• What to produce: Give back all of the data exactly.

• Supplied records:
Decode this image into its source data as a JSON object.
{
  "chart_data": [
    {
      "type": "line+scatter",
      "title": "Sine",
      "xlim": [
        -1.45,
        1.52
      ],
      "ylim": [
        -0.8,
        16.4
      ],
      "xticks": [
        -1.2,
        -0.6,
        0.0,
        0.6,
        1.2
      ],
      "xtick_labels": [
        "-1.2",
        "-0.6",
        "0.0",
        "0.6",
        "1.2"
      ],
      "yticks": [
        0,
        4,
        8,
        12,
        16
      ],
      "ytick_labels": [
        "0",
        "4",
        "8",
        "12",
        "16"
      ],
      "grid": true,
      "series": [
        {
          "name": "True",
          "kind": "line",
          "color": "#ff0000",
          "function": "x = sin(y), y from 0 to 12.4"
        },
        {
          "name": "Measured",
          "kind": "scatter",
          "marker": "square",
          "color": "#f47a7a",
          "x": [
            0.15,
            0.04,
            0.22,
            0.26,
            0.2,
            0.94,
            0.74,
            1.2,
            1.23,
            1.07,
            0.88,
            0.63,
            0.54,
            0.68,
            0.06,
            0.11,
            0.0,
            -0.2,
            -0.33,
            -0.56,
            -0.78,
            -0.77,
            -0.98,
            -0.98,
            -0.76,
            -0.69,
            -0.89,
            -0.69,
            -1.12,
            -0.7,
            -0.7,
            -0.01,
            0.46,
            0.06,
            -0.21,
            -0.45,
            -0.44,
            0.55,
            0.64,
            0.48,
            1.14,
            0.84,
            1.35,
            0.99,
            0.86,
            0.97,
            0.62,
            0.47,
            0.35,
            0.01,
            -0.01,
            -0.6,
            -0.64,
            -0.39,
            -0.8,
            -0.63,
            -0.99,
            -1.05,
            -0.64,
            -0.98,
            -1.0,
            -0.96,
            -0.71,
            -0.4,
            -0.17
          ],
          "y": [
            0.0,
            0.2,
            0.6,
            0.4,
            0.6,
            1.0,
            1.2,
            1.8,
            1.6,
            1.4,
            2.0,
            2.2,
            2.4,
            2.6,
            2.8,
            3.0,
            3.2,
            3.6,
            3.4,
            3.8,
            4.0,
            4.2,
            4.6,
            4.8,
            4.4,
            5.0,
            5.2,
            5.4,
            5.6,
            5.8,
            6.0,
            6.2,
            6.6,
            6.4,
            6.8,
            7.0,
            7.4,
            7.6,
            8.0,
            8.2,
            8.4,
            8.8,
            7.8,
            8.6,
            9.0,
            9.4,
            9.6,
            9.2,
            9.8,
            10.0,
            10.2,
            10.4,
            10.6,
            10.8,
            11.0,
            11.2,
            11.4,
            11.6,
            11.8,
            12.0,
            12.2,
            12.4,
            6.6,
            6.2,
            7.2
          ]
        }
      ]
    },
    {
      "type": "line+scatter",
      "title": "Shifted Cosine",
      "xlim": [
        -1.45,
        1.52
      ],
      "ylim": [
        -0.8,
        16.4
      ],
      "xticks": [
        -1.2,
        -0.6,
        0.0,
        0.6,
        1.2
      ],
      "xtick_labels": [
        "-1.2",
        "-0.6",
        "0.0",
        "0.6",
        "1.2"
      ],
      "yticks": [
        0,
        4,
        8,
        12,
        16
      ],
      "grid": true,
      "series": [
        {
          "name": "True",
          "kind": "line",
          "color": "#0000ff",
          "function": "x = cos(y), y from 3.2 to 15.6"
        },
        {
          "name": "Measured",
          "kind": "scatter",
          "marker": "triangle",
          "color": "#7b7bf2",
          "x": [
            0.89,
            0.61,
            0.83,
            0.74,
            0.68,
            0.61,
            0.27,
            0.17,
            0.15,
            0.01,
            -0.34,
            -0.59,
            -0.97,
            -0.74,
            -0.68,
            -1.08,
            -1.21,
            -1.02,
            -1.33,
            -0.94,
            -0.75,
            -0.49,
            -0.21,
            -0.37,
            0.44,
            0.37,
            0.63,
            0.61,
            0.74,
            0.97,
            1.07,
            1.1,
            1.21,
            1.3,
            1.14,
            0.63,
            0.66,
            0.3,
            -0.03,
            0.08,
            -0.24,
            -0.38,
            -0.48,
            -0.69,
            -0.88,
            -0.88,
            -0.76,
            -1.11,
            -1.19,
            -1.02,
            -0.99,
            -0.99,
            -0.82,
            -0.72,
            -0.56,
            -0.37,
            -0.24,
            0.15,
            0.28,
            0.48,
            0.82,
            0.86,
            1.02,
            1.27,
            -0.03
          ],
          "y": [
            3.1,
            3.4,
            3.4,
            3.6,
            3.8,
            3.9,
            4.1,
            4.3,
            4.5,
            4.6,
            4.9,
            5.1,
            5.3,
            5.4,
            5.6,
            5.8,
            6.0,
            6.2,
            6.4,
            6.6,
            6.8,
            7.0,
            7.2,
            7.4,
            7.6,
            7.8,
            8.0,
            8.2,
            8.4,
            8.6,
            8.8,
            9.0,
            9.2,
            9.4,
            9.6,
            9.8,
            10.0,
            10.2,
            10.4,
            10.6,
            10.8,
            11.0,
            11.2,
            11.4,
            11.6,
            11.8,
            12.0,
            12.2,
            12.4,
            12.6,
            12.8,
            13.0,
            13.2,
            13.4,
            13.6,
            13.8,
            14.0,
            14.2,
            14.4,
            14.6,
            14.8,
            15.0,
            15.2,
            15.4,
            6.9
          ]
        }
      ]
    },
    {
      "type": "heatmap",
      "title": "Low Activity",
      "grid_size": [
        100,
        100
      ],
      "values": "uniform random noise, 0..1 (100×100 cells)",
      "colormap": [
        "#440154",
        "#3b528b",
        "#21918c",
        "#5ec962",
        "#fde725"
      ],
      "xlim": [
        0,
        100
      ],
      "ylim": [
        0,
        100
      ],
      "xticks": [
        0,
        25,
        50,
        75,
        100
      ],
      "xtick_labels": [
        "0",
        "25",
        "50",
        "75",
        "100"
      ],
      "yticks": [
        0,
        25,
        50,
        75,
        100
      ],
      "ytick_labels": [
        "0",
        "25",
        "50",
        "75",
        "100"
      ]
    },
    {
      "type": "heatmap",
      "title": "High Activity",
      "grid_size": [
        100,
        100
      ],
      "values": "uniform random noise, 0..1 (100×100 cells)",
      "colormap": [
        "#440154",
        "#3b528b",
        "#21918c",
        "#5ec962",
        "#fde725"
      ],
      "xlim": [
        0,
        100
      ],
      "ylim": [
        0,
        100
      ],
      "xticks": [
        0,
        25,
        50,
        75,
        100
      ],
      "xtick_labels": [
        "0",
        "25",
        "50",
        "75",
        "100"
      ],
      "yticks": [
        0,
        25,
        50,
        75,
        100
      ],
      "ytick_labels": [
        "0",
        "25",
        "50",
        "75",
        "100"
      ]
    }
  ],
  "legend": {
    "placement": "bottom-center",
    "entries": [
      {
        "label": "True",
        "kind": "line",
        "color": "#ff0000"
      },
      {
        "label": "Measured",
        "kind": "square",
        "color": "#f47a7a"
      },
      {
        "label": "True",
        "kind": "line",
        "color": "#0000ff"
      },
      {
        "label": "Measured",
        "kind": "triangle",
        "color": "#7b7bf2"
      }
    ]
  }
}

• Your solution:
Decode this image into its source data as a JSON object.
{
  "chart_data": [
    {
      "type": "line+scatter",
      "title": "Sine",
      "xlim": [
        -1.45,
        1.52
      ],
      "ylim": [
        -0.8,
        16.4
      ],
      "xticks": [
        -1.2,
        -0.6,
        0.0,
        0.6,
        1.2
      ],
      "xtick_labels": [
        "-1.2",
        "-0.6",
        "0.0",
        "0.6",
        "1.2"
      ],
      "yticks": [
        0,
        4,
        8,
        12,
        16
      ],
      "ytick_labels": [
        "0",
        "4",
        "8",
        "12",
        "16"
      ],
      "grid": true,
      "series": [
        {
          "name": "True",
          "kind": "line",
          "color": "#ff0000",
          "function": "x = sin(y), y from 0 to 12.4"
        },
        {
          "name": "Measured",
          "kind": "scatter",
          "marker": "square",
          "color": "#f47a7a",
          "x": [
            0.15,
            0.04,
            0.22,
            0.26,
            0.2,
            0.94,
            0.74,
            1.2,
            1.23,
            1.07,
            0.88,
            0.63,
            0.54,
            0.68,
            0.06,
            0.11,
            0.0,
            -0.2,
            -0.33,
            -0.56,
            -0.78,
            -0.77,
            -0.98,
            -0.98,
            -0.76,
            -0.69,
            -0.89,
            -0.69,
            -1.12,
            -0.7,
            -0.7,
            -0.01,
            0.46,
            0.06,
            -0.21,
            -0.45,
            -0.44,
            0.55,
            0.64,
            0.48,
            1.14,
            0.84,
            1.35,
            0.99,
            0.86,
            0.97,
            0.62,
            0.47,
            0.35,
            0.01,
            -0.01,
            -0.6,
            -0.64,
            -0.39,
            -0.8,
            -0.63,
            -0.99,
            -1.05,
            -0.64,
            -0.98,
            -1.0,
            -0.96,
            -0.71,
            -0.4,
            -0.17
          ],
          "y": [
            0.0,
            0.2,
            0.6,
            0.4,
            0.6,
            1.0,
            1.2,
            1.8,
            1.6,
            1.4,
            2.0,
            2.2,
            2.4,
            2.6,
            2.8,
            3.0,
            3.2,
            3.6,
            3.4,
            3.8,
            4.0,
            4.2,
            4.6,
            4.8,
            4.4,
            5.0,
            5.2,
            5.4,
            5.6,
            5.8,
            6.0,
            6.2,
            6.6,
            6.4,
            6.8,
            7.0,
            7.4,
            7.6,
            8.0,
            8.2,
            8.4,
            8.8,
            7.8,
            8.6,
            9.0,
            9.4,
            9.6,
            9.2,
            9.8,
            10.0,
            10.2,
            10.4,
            10.6,
            10.8,
            11.0,
            11.2,
            11.4,
            11.6,
            11.8,
            12.0,
            12.2,
            12.4,
            6.6,
            6.2,
            7.2
          ]
        }
      ]
    },
    {
      "type": "line+scatter",
      "title": "Shifted Cosine",
      "xlim": [
        -1.45,
        1.52
      ],
      "ylim": [
        -0.8,
        16.4
      ],
      "xticks": [
        -1.2,
        -0.6,
        0.0,
        0.6,
        1.2
      ],
      "xtick_labels": [
        "-1.2",
        "-0.6",
        "0.0",
        "0.6",
        "1.2"
      ],
      "yticks": [
        0,
        4,
        8,
        12,
        16
      ],
      "grid": true,
      "series": [
        {
          "name": "True",
          "kind": "line",
          "color": "#0000ff",
          "function": "x = cos(y), y from 3.2 to 15.6"
        },
        {
          "name": "Measured",
          "kind": "scatter",
          "marker": "triangle",
          "color": "#7b7bf2",
          "x": [
            0.89,
            0.61,
            0.83,
            0.74,
            0.68,
            0.61,
            0.27,
            0.17,
            0.15,
            0.01,
            -0.34,
            -0.59,
            -0.97,
            -0.74,
            -0.68,
            -1.08,
            -1.21,
            -1.02,
            -1.33,
            -0.94,
            -0.75,
            -0.49,
            -0.21,
            -0.37,
            0.44,
            0.37,
            0.63,
            0.61,
            0.74,
            0.97,
            1.07,
            1.1,
            1.21,
            1.3,
            1.14,
            0.63,
            0.66,
            0.3,
            -0.03,
            0.08,
            -0.24,
            -0.38,
            -0.48,
            -0.69,
            -0.88,
            -0.88,
            -0.76,
            -1.11,
            -1.19,
            -1.02,
            -0.99,
            -0.99,
            -0.82,
            -0.72,
            -0.56,
            -0.37,
            -0.24,
            0.15,
            0.28,
            0.48,
            0.82,
            0.86,
            1.02,
            1.27,
            -0.03
          ],
          "y": [
            3.1,
            3.4,
            3.4,
            3.6,
            3.8,
            3.9,
            4.1,
            4.3,
            4.5,
            4.6,
            4.9,
            5.1,
            5.3,
            5.4,
            5.6,
            5.8,
            6.0,
            6.2,
            6.4,
            6.6,
            6.8,
            7.0,
            7.2,
            7.4,
            7.6,
            7.8,
            8.0,
            8.2,
            8.4,
            8.6,
            8.8,
            9.0,
            9.2,
            9.4,
            9.6,
            9.8,
            10.0,
            10.2,
            10.4,
            10.6,
            10.8,
            11.0,
            11.2,
            11.4,
            11.6,
            11.8,
            12.0,
            12.2,
            12.4,
            12.6,
            12.8,
            13.0,
            13.2,
            13.4,
            13.6,
            13.8,
            14.0,
            14.2,
            14.4,
            14.6,
            14.8,
            15.0,
            15.2,
            15.4,
            6.9
          ]
        }
      ]
    },
    {
      "type": "heatmap",
      "title": "Low Activity",
      "grid_size": [
        100,
        100
      ],
      "values": "uniform random noise, 0..1 (100×100 cells)",
      "colormap": [
        "#440154",
        "#3b528b",
        "#21918c",
        "#5ec962",
        "#fde725"
      ],
      "xlim": [
        0,
        100
      ],
      "ylim": [
        0,
        100
      ],
      "xticks": [
        0,
        25,
        50,
        75,
        100
      ],
      "xtick_labels": [
        "0",
        "25",
        "50",
        "75",
        "100"
      ],
      "yticks": [
        0,
        25,
        50,
        75,
        100
      ],
      "ytick_labels": [
        "0",
        "25",
        "50",
        "75",
        "100"
      ]
    },
    {
      "type": "heatmap",
      "title": "High Activity",
      "grid_size": [
        100,
        100
      ],
      "values": "uniform random noise, 0..1 (100×100 cells)",
      "colormap": [
        "#440154",
        "#3b528b",
        "#21918c",
        "#5ec962",
        "#fde725"
      ],
      "xlim": [
        0,
        100
      ],
      "ylim": [
        0,
        100
      ],
      "xticks": [
        0,
        25,
        50,
        75,
        100
      ],
      "xtick_labels": [
        "0",
        "25",
        "50",
        "75",
        "100"
      ],
      "yticks": [
        0,
        25,
        50,
        75,
        100
      ],
      "ytick_labels": [
        "0",
        "25",
        "50",
        "75",
        "100"
      ]
    }
  ],
  "legend": {
    "placement": "bottom-center",
    "entries": [
      {
        "label": "True",
        "kind": "line",
        "color": "#ff0000"
      },
      {
        "label": "Measured",
        "kind": "square",
        "color": "#f47a7a"
      },
      {
        "label": "True",
        "kind": "line",
        "color": "#0000ff"
      },
      {
        "label": "Measured",
        "kind": "triangle",
        "color": "#7b7bf2"
      }
    ]
  }
}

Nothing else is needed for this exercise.